● Written task:
For every line in the data below that contains "减少的重力势能等于斜面", copy the line.

● Supplied entries:

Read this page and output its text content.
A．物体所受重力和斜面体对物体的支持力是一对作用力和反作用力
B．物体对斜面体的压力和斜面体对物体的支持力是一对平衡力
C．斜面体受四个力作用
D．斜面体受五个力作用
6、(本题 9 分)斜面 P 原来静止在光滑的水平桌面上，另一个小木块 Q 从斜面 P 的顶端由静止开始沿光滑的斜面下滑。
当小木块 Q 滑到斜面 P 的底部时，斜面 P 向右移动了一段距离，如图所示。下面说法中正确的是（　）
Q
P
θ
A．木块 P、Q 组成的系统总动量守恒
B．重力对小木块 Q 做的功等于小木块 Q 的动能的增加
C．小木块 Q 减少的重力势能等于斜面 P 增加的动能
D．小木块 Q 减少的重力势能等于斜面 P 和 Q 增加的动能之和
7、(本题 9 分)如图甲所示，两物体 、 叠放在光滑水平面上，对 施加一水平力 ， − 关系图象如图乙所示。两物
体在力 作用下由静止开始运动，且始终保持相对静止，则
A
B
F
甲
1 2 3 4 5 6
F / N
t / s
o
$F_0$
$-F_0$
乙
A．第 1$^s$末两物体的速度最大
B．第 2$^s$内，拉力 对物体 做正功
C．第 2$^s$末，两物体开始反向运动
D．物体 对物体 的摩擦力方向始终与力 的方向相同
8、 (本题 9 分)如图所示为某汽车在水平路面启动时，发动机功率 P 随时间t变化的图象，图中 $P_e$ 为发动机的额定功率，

● Output for this exercise:
C．小木块 Q 减少的重力势能等于斜面 P 增加的动能
D．小木块 Q 减少的重力势能等于斜面 P 和 Q 增加的动能之和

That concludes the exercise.